§ What you have to do: Would you quote every entry exactly, dropping only the pictures?

# Start of Material provided

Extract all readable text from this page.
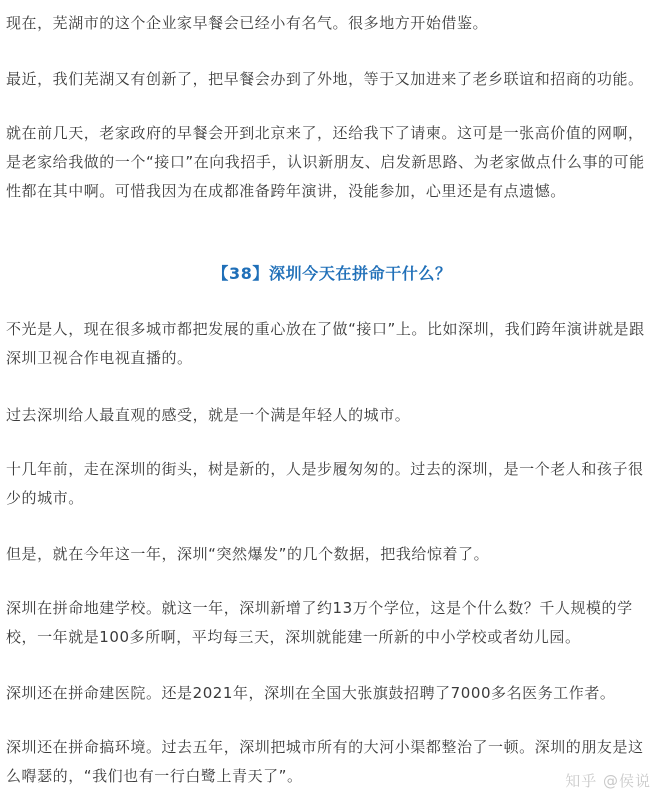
现在，芜湖市的这个企业家早餐会已经小有名气。很多地方开始借鉴。

最近，我们芜湖又有创新了，把早餐会办到了外地，等于又加进来了老乡联谊和招商的功能。

就在前几天，老家政府的早餐会开到北京来了，还给我下了请柬。这可是一张高价值的网啊，
是老家给我做的一个“接口”在向我招手，认识新朋友、启发新思路、为老家做点什么事的可能
性都在其中啊。可惜我因为在成都准备跨年演讲，没能参加，心里还是有点遗憾。

【38】深圳今天在拼命干什么？

不光是人，现在很多城市都把发展的重心放在了做“接口”上。比如深圳，我们跨年演讲就是跟
深圳卫视合作电视直播的。

过去深圳给人最直观的感受，就是一个满是年轻人的城市。

十几年前，走在深圳的街头，树是新的，人是步履匆匆的。过去的深圳，是一个老人和孩子很
少的城市。

但是，就在今年这一年，深圳“突然爆发”的几个数据，把我给惊着了。

深圳在拼命地建学校。就这一年，深圳新增了约13万个学位，这是个什么数？千人规模的学
校，一年就是100多所啊，平均每三天，深圳就能建一所新的中小学校或者幼儿园。

深圳还在拼命建医院。还是2021年，深圳在全国大张旗鼓招聘了7000多名医务工作者。

深圳还在拼命搞环境。过去五年，深圳把城市所有的大河小渠都整治了一顿。深圳的朋友是这
么嘚瑟的，“我们也有一行白鹭上青天了”。	知乎 @侯说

# End of Material provided

§ Task output:
Extract all readable text from this page.
现在，芜湖市的这个企业家早餐会已经小有名气。很多地方开始借鉴。

最近，我们芜湖又有创新了，把早餐会办到了外地，等于又加进来了老乡联谊和招商的功能。

就在前几天，老家政府的早餐会开到北京来了，还给我下了请柬。这可是一张高价值的网啊，
是老家给我做的一个“接口”在向我招手，认识新朋友、启发新思路、为老家做点什么事的可能
性都在其中啊。可惜我因为在成都准备跨年演讲，没能参加，心里还是有点遗憾。

【38】深圳今天在拼命干什么？

不光是人，现在很多城市都把发展的重心放在了做“接口”上。比如深圳，我们跨年演讲就是跟
深圳卫视合作电视直播的。

过去深圳给人最直观的感受，就是一个满是年轻人的城市。

十几年前，走在深圳的街头，树是新的，人是步履匆匆的。过去的深圳，是一个老人和孩子很
少的城市。

但是，就在今年这一年，深圳“突然爆发”的几个数据，把我给惊着了。

深圳在拼命地建学校。就这一年，深圳新增了约13万个学位，这是个什么数？千人规模的学
校，一年就是100多所啊，平均每三天，深圳就能建一所新的中小学校或者幼儿园。

深圳还在拼命建医院。还是2021年，深圳在全国大张旗鼓招聘了7000多名医务工作者。

深圳还在拼命搞环境。过去五年，深圳把城市所有的大河小渠都整治了一顿。深圳的朋友是这
么嘚瑟的，“我们也有一行白鹭上青天了”。	知乎 @侯说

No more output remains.